**WRITTEN TASK:**
Write out every single entry exactly.

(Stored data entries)
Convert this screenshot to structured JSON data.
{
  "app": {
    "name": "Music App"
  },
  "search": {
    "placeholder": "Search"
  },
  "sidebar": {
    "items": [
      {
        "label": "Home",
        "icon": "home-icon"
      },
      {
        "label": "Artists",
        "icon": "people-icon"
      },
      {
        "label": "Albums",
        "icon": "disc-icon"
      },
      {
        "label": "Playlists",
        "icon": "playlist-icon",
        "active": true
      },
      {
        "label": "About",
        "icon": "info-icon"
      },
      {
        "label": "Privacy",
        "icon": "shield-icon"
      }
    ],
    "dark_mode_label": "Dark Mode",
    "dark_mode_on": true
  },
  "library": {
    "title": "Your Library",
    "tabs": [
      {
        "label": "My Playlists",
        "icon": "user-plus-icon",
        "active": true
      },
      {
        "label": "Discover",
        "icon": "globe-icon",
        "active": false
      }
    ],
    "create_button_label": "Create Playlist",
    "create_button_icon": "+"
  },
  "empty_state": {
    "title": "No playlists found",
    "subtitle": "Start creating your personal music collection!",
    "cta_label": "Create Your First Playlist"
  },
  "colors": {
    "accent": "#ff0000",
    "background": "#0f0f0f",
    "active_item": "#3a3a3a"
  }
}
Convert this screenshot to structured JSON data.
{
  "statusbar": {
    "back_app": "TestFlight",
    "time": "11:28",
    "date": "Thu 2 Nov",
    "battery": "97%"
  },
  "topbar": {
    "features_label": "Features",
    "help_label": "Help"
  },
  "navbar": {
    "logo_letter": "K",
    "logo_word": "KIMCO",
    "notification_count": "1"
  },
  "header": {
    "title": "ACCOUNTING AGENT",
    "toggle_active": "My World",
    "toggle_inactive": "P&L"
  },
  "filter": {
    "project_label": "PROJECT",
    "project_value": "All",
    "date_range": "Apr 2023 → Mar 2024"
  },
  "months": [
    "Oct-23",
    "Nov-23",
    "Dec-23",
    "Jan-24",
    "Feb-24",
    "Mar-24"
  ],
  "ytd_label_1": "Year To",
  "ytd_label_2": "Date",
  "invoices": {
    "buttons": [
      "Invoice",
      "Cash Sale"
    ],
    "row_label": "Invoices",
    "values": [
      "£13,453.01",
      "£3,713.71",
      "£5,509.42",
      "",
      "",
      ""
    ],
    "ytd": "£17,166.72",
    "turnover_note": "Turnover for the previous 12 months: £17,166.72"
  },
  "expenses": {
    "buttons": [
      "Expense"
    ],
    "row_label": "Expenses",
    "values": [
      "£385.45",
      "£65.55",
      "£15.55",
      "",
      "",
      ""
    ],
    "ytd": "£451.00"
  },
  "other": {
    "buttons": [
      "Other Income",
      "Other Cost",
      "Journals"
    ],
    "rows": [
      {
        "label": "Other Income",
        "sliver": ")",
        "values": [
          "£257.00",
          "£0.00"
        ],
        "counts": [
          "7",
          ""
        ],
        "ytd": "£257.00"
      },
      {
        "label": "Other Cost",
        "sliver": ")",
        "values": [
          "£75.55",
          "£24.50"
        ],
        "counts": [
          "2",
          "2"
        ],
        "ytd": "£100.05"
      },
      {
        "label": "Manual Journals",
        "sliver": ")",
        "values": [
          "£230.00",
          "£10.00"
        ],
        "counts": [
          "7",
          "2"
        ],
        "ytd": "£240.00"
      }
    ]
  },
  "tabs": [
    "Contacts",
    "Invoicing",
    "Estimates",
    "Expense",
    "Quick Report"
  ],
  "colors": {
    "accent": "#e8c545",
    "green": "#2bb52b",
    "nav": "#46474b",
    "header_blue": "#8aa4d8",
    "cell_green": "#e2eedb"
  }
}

**RESPONSE TO THE TASK:**
Convert this screenshot to structured JSON data.
{
  "app": {
    "name": "Music App"
  },
  "search": {
    "placeholder": "Search"
  },
  "sidebar": {
    "items": [
      {
        "label": "Home",
        "icon": "home-icon"
      },
      {
        "label": "Artists",
        "icon": "people-icon"
      },
      {
        "label": "Albums",
        "icon": "disc-icon"
      },
      {
        "label": "Playlists",
        "icon": "playlist-icon",
        "active": true
      },
      {
        "label": "About",
        "icon": "info-icon"
      },
      {
        "label": "Privacy",
        "icon": "shield-icon"
      }
    ],
    "dark_mode_label": "Dark Mode",
    "dark_mode_on": true
  },
  "library": {
    "title": "Your Library",
    "tabs": [
      {
        "label": "My Playlists",
        "icon": "user-plus-icon",
        "active": true
      },
      {
        "label": "Discover",
        "icon": "globe-icon",
        "active": false
      }
    ],
    "create_button_label": "Create Playlist",
    "create_button_icon": "+"
  },
  "empty_state": {
    "title": "No playlists found",
    "subtitle": "Start creating your personal music collection!",
    "cta_label": "Create Your First Playlist"
  },
  "colors": {
    "accent": "#ff0000",
    "background": "#0f0f0f",
    "active_item": "#3a3a3a"
  }
}
Convert this screenshot to structured JSON data.
{
  "statusbar": {
    "back_app": "TestFlight",
    "time": "11:28",
    "date": "Thu 2 Nov",
    "battery": "97%"
  },
  "topbar": {
    "features_label": "Features",
    "help_label": "Help"
  },
  "navbar": {
    "logo_letter": "K",
    "logo_word": "KIMCO",
    "notification_count": "1"
  },
  "header": {
    "title": "ACCOUNTING AGENT",
    "toggle_active": "My World",
    "toggle_inactive": "P&L"
  },
  "filter": {
    "project_label": "PROJECT",
    "project_value": "All",
    "date_range": "Apr 2023 → Mar 2024"
  },
  "months": [
    "Oct-23",
    "Nov-23",
    "Dec-23",
    "Jan-24",
    "Feb-24",
    "Mar-24"
  ],
  "ytd_label_1": "Year To",
  "ytd_label_2": "Date",
  "invoices": {
    "buttons": [
      "Invoice",
      "Cash Sale"
    ],
    "row_label": "Invoices",
    "values": [
      "£13,453.01",
      "£3,713.71",
      "£5,509.42",
      "",
      "",
      ""
    ],
    "ytd": "£17,166.72",
    "turnover_note": "Turnover for the previous 12 months: £17,166.72"
  },
  "expenses": {
    "buttons": [
      "Expense"
    ],
    "row_label": "Expenses",
    "values": [
      "£385.45",
      "£65.55",
      "£15.55",
      "",
      "",
      ""
    ],
    "ytd": "£451.00"
  },
  "other": {
    "buttons": [
      "Other Income",
      "Other Cost",
      "Journals"
    ],
    "rows": [
      {
        "label": "Other Income",
        "sliver": ")",
        "values": [
          "£257.00",
          "£0.00"
        ],
        "counts": [
          "7",
          ""
        ],
        "ytd": "£257.00"
      },
      {
        "label": "Other Cost",
        "sliver": ")",
        "values": [
          "£75.55",
          "£24.50"
        ],
        "counts": [
          "2",
          "2"
        ],
        "ytd": "£100.05"
      },
      {
        "label": "Manual Journals",
        "sliver": ")",
        "values": [
          "£230.00",
          "£10.00"
        ],
        "counts": [
          "7",
          "2"
        ],
        "ytd": "£240.00"
      }
    ]
  },
  "tabs": [
    "Contacts",
    "Invoicing",
    "Estimates",
    "Expense",
    "Quick Report"
  ],
  "colors": {
    "accent": "#e8c545",
    "green": "#2bb52b",
    "nav": "#46474b",
    "header_blue": "#8aa4d8",
    "cell_green": "#e2eedb"
  }
}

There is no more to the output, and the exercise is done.